Work to complete: Extract every line below that contains the word "labels".

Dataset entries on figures
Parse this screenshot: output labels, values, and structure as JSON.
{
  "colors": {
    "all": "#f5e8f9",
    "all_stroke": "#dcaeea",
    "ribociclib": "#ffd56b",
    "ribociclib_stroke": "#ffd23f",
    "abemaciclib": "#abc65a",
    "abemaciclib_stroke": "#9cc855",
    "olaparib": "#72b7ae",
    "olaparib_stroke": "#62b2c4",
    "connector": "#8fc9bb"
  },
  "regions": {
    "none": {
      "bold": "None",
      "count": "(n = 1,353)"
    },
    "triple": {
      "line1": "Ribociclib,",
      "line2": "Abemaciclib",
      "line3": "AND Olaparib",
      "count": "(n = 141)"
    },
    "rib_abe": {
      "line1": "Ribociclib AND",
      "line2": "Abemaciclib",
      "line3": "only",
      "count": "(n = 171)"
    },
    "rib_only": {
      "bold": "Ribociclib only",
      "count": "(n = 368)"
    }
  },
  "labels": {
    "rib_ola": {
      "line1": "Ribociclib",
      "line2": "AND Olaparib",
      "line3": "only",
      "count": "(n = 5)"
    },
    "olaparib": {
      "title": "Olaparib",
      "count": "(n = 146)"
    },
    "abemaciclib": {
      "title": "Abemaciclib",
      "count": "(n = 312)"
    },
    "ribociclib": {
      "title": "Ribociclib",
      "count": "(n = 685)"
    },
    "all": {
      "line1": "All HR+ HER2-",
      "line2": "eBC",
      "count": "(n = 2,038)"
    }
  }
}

Solution to this task:
Parse this screenshot: output labels, values, and structure as JSON.
  "labels": {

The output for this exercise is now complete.